_Source material_
**********

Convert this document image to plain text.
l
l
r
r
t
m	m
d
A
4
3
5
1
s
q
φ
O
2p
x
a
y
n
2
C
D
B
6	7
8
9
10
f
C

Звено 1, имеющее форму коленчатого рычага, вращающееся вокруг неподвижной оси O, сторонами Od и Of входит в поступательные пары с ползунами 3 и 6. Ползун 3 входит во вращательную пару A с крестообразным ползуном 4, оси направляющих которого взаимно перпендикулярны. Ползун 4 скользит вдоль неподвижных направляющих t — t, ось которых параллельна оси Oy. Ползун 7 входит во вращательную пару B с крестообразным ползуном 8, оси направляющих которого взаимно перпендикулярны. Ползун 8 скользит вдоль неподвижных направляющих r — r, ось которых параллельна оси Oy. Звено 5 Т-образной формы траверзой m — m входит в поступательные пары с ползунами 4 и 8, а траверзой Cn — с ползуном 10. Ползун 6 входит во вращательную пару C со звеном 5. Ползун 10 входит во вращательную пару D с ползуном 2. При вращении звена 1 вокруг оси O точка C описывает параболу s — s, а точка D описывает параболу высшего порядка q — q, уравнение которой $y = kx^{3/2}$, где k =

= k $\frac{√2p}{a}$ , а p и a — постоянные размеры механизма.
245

**********

_Exercise_
Quote all of the entries verbatim.

_Finished task_
Convert this document image to plain text.
l
l
r
r
t
m	m
d
A
4
3
5
1
s
q
φ
O
2p
x
a
y
n
2
C
D
B
6	7
8
9
10
f
C

Звено 1, имеющее форму коленчатого рычага, вращающееся вокруг неподвижной оси O, сторонами Od и Of входит в поступательные пары с ползунами 3 и 6. Ползун 3 входит во вращательную пару A с крестообразным ползуном 4, оси направляющих которого взаимно перпендикулярны. Ползун 4 скользит вдоль неподвижных направляющих t — t, ось которых параллельна оси Oy. Ползун 7 входит во вращательную пару B с крестообразным ползуном 8, оси направляющих которого взаимно перпендикулярны. Ползун 8 скользит вдоль неподвижных направляющих r — r, ось которых параллельна оси Oy. Звено 5 Т-образной формы траверзой m — m входит в поступательные пары с ползунами 4 и 8, а траверзой Cn — с ползуном 10. Ползун 6 входит во вращательную пару C со звеном 5. Ползун 10 входит во вращательную пару D с ползуном 2. При вращении звена 1 вокруг оси O точка C описывает параболу s — s, а точка D описывает параболу высшего порядка q — q, уравнение которой $y = kx^{3/2}$, где k =

= k $\frac{√2p}{a}$ , а p и a — постоянные размеры механизма.
245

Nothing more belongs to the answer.